=== WHAT THIS TASK INVOLVES ===
Find the lines of data that contain the string "name", then list them.

Stored data
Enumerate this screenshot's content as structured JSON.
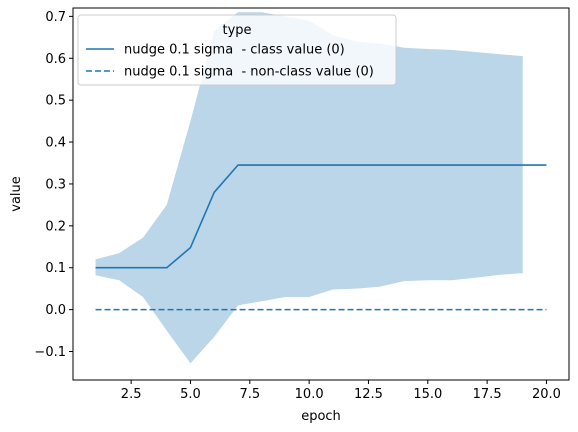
{
  "chart_data": {
    "type": "line",
    "xlabel": "epoch",
    "ylabel": "value",
    "xlim": [
      0.05,
      20.95
    ],
    "ylim": [
      -0.168,
      0.72
    ],
    "x_ticks": [
      2.5,
      5.0,
      7.5,
      10.0,
      12.5,
      15.0,
      17.5,
      20.0
    ],
    "x_tick_labels": [
      "2.5",
      "5.0",
      "7.5",
      "10.0",
      "12.5",
      "15.0",
      "17.5",
      "20.0"
    ],
    "y_ticks": [
      -0.1,
      0.0,
      0.1,
      0.2,
      0.3,
      0.4,
      0.5,
      0.6,
      0.7
    ],
    "y_tick_labels": [
      "−0.1",
      "0.0",
      "0.1",
      "0.2",
      "0.3",
      "0.4",
      "0.5",
      "0.6",
      "0.7"
    ],
    "grid": false,
    "legend": {
      "title": "type",
      "placement": "top-left"
    },
    "series": [
      {
        "name": "nudge 0.1 sigma  - class value (0)",
        "style": "solid",
        "color": "#1f77b4",
        "x": [
          1,
          2,
          3,
          4,
          5,
          6,
          7,
          8,
          9,
          10,
          11,
          12,
          13,
          14,
          15,
          16,
          17,
          18,
          19,
          20
        ],
        "values": [
          0.1,
          0.1,
          0.1,
          0.1,
          0.148,
          0.28,
          0.345,
          0.345,
          0.345,
          0.345,
          0.345,
          0.345,
          0.345,
          0.345,
          0.345,
          0.345,
          0.345,
          0.345,
          0.345,
          0.345
        ]
      },
      {
        "name": "nudge 0.1 sigma  - non-class value (0)",
        "style": "dashed",
        "color": "#1f77b4",
        "x": [
          1,
          20
        ],
        "values": [
          0.0,
          0.0
        ]
      }
    ],
    "band": {
      "color": "#1f77b4",
      "opacity": 0.3,
      "x": [
        1,
        2,
        3,
        4,
        5,
        6,
        7,
        8,
        9,
        10,
        11,
        12,
        13,
        14,
        15,
        16,
        17,
        18,
        19
      ],
      "upper": [
        0.12,
        0.135,
        0.172,
        0.25,
        0.45,
        0.665,
        0.71,
        0.71,
        0.7,
        0.69,
        0.655,
        0.64,
        0.635,
        0.625,
        0.622,
        0.62,
        0.615,
        0.61,
        0.605
      ],
      "lower": [
        0.082,
        0.07,
        0.03,
        -0.05,
        -0.128,
        -0.065,
        0.01,
        0.02,
        0.03,
        0.03,
        0.048,
        0.05,
        0.055,
        0.068,
        0.07,
        0.07,
        0.076,
        0.083,
        0.087
      ]
    }
  }
}
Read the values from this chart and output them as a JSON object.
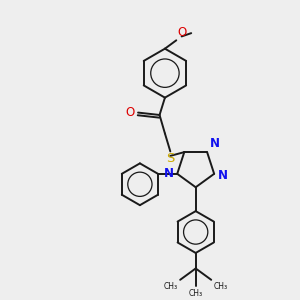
{
  "bg_color": "#eeeeee",
  "bond_color": "#1a1a1a",
  "N_color": "#1010ee",
  "O_color": "#dd0000",
  "S_color": "#ccaa00",
  "bond_width": 1.4,
  "fig_width": 3.0,
  "fig_height": 3.0,
  "dpi": 100,
  "xlim": [
    0,
    10
  ],
  "ylim": [
    0,
    10
  ]
}
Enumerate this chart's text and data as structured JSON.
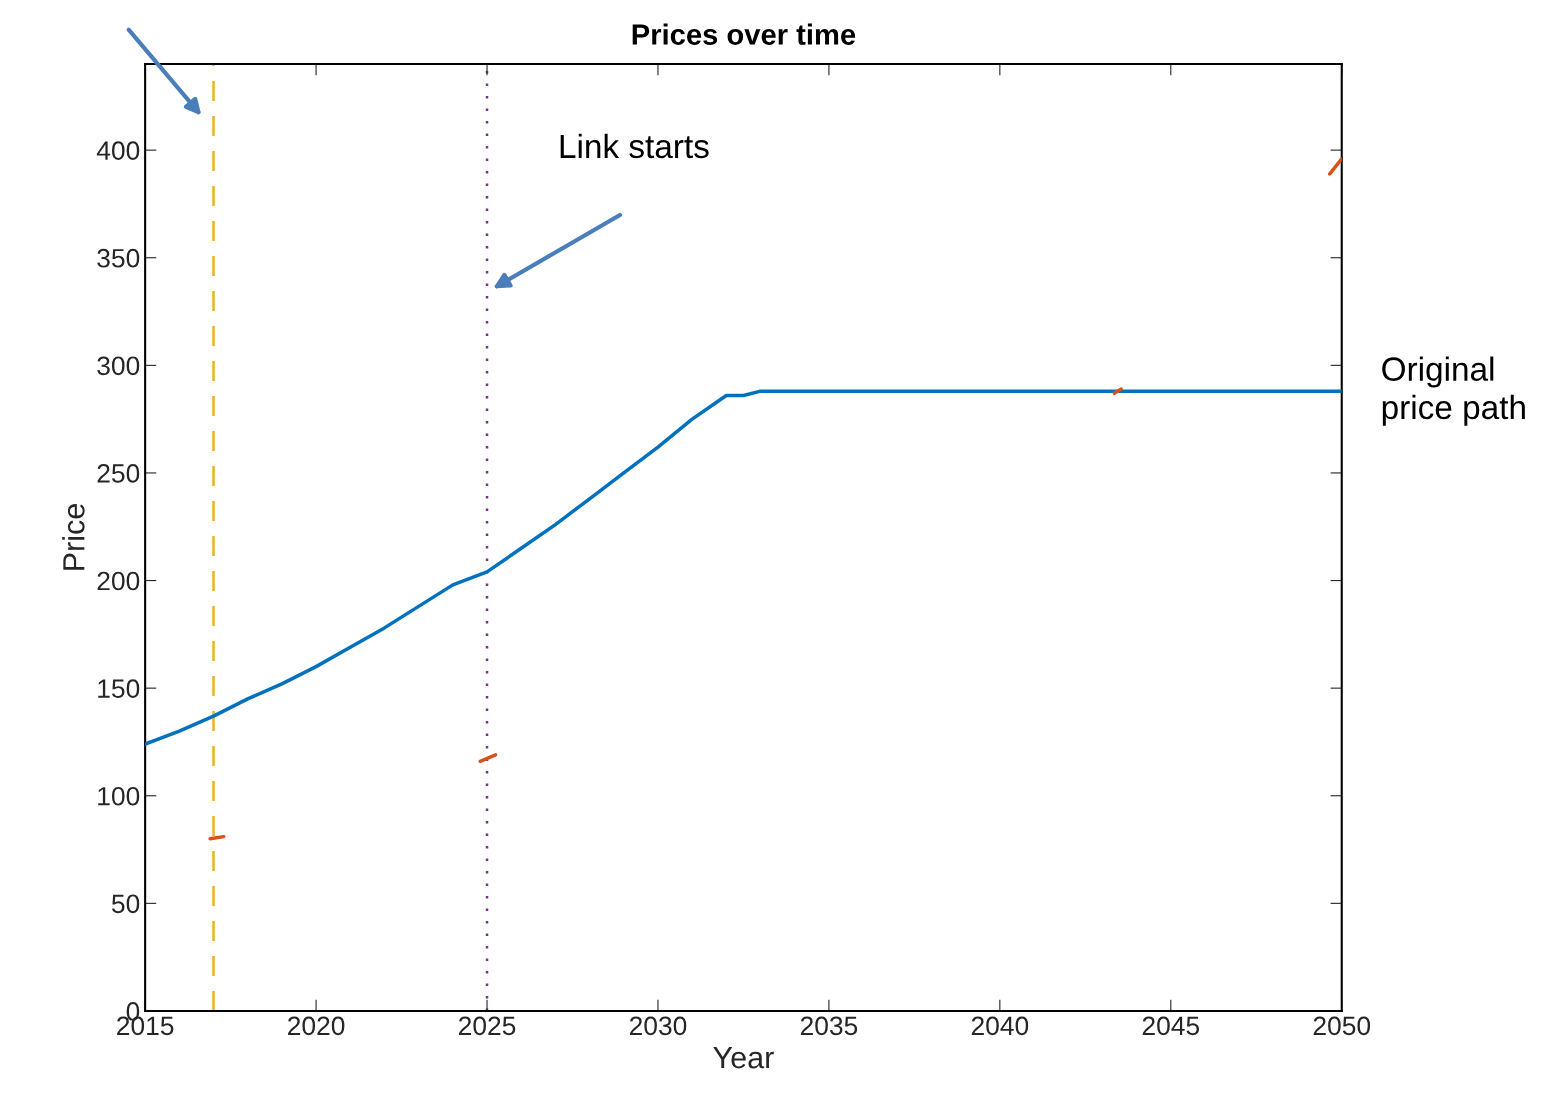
{
  "chart_data": {
    "type": "line",
    "title": "Prices over time",
    "xlabel": "Year",
    "ylabel": "Price",
    "xlim": [
      2015,
      2050
    ],
    "xticks": [
      2015,
      2020,
      2025,
      2030,
      2035,
      2040,
      2045,
      2050
    ],
    "ylim": [
      0,
      440
    ],
    "yticks": [
      0,
      50,
      100,
      150,
      200,
      250,
      300,
      350,
      400
    ],
    "grid": false,
    "legend": false,
    "series": [
      {
        "name": "Original price path",
        "color": "#0072bd",
        "x": [
          2015,
          2016,
          2017,
          2018,
          2019,
          2020,
          2021,
          2022,
          2023,
          2024,
          2025,
          2026,
          2027,
          2028,
          2029,
          2030,
          2031,
          2032,
          2032.5,
          2033,
          2040,
          2050
        ],
        "values": [
          124,
          130,
          137,
          145,
          152,
          160,
          169,
          178,
          188,
          198,
          204,
          215,
          226,
          238,
          250,
          262,
          275,
          286,
          286,
          288,
          288,
          288
        ]
      },
      {
        "color": "#d95319",
        "x": [
          2016.9,
          2017.3
        ],
        "values": [
          80,
          81
        ]
      },
      {
        "color": "#d95319",
        "x": [
          2024.8,
          2025.25
        ],
        "values": [
          116,
          119
        ]
      },
      {
        "color": "#d95319",
        "x": [
          2043.35,
          2043.55
        ],
        "values": [
          287,
          289
        ]
      },
      {
        "color": "#d95319",
        "x": [
          2049.65,
          2050
        ],
        "values": [
          389,
          396
        ]
      }
    ],
    "ref_lines": [
      {
        "axis": "x",
        "value": 2017,
        "color": "#edb120",
        "line_style": "dashed"
      },
      {
        "axis": "x",
        "value": 2025,
        "color": "#7e2f8e",
        "line_style": "dotted"
      }
    ],
    "annotations": [
      "Link starts"
    ]
  }
}
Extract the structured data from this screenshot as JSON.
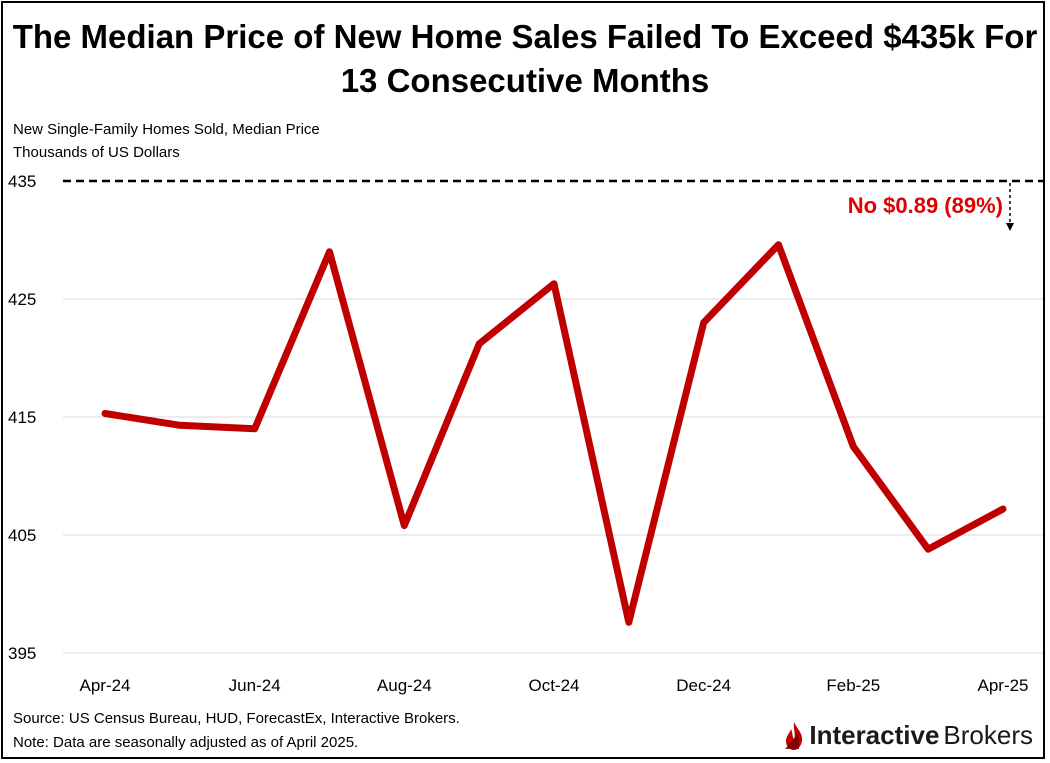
{
  "chart_data": {
    "type": "line",
    "title": "The Median Price of New Home Sales Failed To Exceed $435k For 13 Consecutive Months",
    "subtitle_lines": [
      "New Single-Family Homes Sold, Median Price",
      "Thousands of US Dollars"
    ],
    "x": [
      "Apr-24",
      "May-24",
      "Jun-24",
      "Jul-24",
      "Aug-24",
      "Sep-24",
      "Oct-24",
      "Nov-24",
      "Dec-24",
      "Jan-25",
      "Feb-25",
      "Mar-25",
      "Apr-25"
    ],
    "x_tick_labels": [
      "Apr-24",
      "Jun-24",
      "Aug-24",
      "Oct-24",
      "Dec-24",
      "Feb-25",
      "Apr-25"
    ],
    "series": [
      {
        "values": [
          415.3,
          414.3,
          414.0,
          429.0,
          405.8,
          421.2,
          426.3,
          397.6,
          423.0,
          429.6,
          412.5,
          403.8,
          407.2
        ]
      }
    ],
    "ylim": [
      395,
      435
    ],
    "yticks": [
      395,
      405,
      415,
      425,
      435
    ],
    "grid": true,
    "line_color": "#c00000",
    "threshold": {
      "value": 435,
      "style": "dashed",
      "color": "#000000"
    },
    "annotation": {
      "text": "No $0.89 (89%)",
      "color": "#e00000"
    }
  },
  "footer": {
    "source": "Source: US Census Bureau, HUD, ForecastEx, Interactive Brokers.",
    "note": "Note: Data are seasonally adjusted as of April 2025."
  },
  "logo": {
    "part1": "Interactive",
    "part2": "Brokers",
    "icon": "ib-flame-logo-icon",
    "color": "#c00000"
  }
}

=== SOLUTION BELOW ===
        "name": "nudge 0.1 sigma  - class value (0)",
        "name": "nudge 0.1 sigma  - non-class value (0)",
        "name": "Original price path",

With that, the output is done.